### DIRECTIVE 1
Copy the records below, from their start through the line containing "comment-count: 4 (72, 222, 153, 263)", reproducing each line without change.

### SOURCE PASSAGE
— begin —

# SSB back stay antenna attachment



## Sailing Nemo (Nov 21, 2020)

I reattached my SSB antenna to my back stay today. In the past I have twisted the center conductor together with the shield, soldered this, then attached to the back stay with bulldog clamp. Not the best results. Today I only attached the center conductor to the stay and cut shielding back so no contact is made with backstay. Should the shield be in contact with backstay or not? Never seen this mentioned anywhere.
much obliged,
Randy
S/V Nautilus, currently San Carlos, Mexico


----------



## colemj (Jul 10, 2003)

Most people do not use coax for their antenna lead, so this question usually isn't applicable. All that is needed is a wire from the coupler to the backstay, and that wire becomes part of the antenna itself. If you use coax, then either connect the shield to the center conductor at both ends, or strip it back at both ends (essentially a single wire). I'd opt for the latter, but I wouldn't use coax at all.

Propagation isn't good right now, so a single test might not tell how the antenna is operating in general.

Mark


----------



## SanderO (Jul 12, 2007)

There is no shield for cable used for a backstay antenna. Use this:









Ancor GTO 15 High Voltage Cable - Sold by the Spool


Applications: HAM and SSB Antenna Installations (Not for VHF or TV Antennas), Cable Type: 14 AGW, Premium Tinned Copper, High Voltage (15,000 Volt), Spool Length: 25', Sold by the Spool




www.defender.com


----------



## Sailing Nemo (Nov 21, 2020)

colemj said:


> Most people do not use coax for their antenna lead, so this question usually isn't applicable. All that is needed is a wire from the coupler to the backstay, and that wire becomes part of the antenna itself. If you use coax, then either connect the shield to the center conductor at both ends, or strip it back at both ends (essentially a single wire). I'd opt for the latter, but I wouldn't use coax at all.
> 
> Propagation isn't good right now, so a single test might not tell how the antenna is operating in general.
> 
> Mark


Thanks so much Mark. This is as I expected but often one must wade through the "Zen" of making it too complicated and return to basics.
Randy


----------



## Minnewaska (Feb 21, 2010)

Just in case this isn't known, the length of the wire from the coupler to the backstay antenna, plus the length of the antenna is an important measurment for an SSB. I offer it, in the event someone just threw a random amount of coax at it.


----------



## colemj (Jul 10, 2003)

For a long wire antenna using a backstay, the length doesn't really matter much. One would ideally like to avoid 1/2 wavelengths of the bands they are interested in, but this isn't very adjustable with a backstay already cut and a coupler wire that should be as short and straight as possible. It would be better to be at a 1/2 wavelength than have a 10' coil of extra wire between the coupler and antenna, for example.

Mark


----------

— end —

### DIRECTIVE 2
In the backstay antenna thread, why does colemj say the question of whether the shield should touch the backstay usually doesn't apply? Answer in one to three sentences.

### RECORDS SHOWN
— begin —

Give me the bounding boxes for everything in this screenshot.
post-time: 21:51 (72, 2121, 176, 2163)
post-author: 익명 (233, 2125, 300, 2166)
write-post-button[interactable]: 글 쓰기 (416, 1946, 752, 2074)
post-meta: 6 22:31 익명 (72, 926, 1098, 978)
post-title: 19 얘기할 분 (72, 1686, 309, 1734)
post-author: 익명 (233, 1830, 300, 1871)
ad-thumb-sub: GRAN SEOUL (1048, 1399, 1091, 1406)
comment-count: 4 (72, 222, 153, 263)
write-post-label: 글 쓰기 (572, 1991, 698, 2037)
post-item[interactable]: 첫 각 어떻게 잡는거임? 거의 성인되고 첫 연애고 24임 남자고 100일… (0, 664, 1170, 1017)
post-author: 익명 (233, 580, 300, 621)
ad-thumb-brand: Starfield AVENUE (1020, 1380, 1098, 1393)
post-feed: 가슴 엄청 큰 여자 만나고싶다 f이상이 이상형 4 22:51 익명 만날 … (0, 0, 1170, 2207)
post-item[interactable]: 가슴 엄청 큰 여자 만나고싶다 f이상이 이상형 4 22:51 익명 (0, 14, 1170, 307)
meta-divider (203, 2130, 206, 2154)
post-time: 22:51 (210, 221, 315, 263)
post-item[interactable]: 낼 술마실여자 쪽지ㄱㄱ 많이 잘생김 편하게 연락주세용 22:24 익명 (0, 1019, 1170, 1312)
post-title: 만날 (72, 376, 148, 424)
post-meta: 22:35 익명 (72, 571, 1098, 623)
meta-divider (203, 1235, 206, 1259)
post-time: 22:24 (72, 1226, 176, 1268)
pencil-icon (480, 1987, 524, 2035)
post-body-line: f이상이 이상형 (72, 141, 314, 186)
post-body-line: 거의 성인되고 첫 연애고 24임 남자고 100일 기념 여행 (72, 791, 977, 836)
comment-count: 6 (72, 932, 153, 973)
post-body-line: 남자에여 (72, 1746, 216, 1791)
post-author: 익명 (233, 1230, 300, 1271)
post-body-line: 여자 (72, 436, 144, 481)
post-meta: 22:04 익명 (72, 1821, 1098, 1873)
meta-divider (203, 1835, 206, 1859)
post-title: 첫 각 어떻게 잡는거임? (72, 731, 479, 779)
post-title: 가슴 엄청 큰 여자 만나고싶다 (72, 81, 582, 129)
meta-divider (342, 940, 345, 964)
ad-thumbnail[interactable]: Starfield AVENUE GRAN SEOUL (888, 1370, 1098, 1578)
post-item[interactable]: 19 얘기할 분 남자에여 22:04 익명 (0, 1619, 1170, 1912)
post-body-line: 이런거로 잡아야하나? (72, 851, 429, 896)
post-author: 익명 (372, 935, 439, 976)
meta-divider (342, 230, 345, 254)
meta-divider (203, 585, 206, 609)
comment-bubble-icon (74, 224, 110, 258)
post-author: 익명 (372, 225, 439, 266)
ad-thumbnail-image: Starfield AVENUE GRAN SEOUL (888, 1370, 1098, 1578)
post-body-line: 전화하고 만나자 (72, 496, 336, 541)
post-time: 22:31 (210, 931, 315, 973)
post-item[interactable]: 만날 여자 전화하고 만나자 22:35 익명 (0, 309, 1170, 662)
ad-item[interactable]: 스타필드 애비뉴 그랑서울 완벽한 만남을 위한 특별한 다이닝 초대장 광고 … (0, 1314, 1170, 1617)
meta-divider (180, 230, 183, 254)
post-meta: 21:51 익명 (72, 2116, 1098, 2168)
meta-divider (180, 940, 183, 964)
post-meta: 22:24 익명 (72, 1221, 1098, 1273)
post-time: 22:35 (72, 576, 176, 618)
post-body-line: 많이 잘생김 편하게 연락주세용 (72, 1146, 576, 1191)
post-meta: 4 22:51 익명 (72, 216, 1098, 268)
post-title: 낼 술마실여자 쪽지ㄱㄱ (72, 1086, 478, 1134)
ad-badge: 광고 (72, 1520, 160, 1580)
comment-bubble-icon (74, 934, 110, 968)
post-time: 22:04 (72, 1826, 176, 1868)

— end —

### WRITTEN RESPONSE 1
Give me the bounding boxes for everything in this screenshot.
post-time: 21:51 (72, 2121, 176, 2163)
post-author: 익명 (233, 2125, 300, 2166)
write-post-button[interactable]: 글 쓰기 (416, 1946, 752, 2074)
post-meta: 6 22:31 익명 (72, 926, 1098, 978)
post-title: 19 얘기할 분 (72, 1686, 309, 1734)
post-author: 익명 (233, 1830, 300, 1871)
ad-thumb-sub: GRAN SEOUL (1048, 1399, 1091, 1406)
comment-count: 4 (72, 222, 153, 263)

### WRITTEN RESPONSE 2
Most people don't use coax for their antenna lead. They run a plain wire from the coupler to the backstay, and that wire becomes part of the antenna itself, so there is no shield to connect.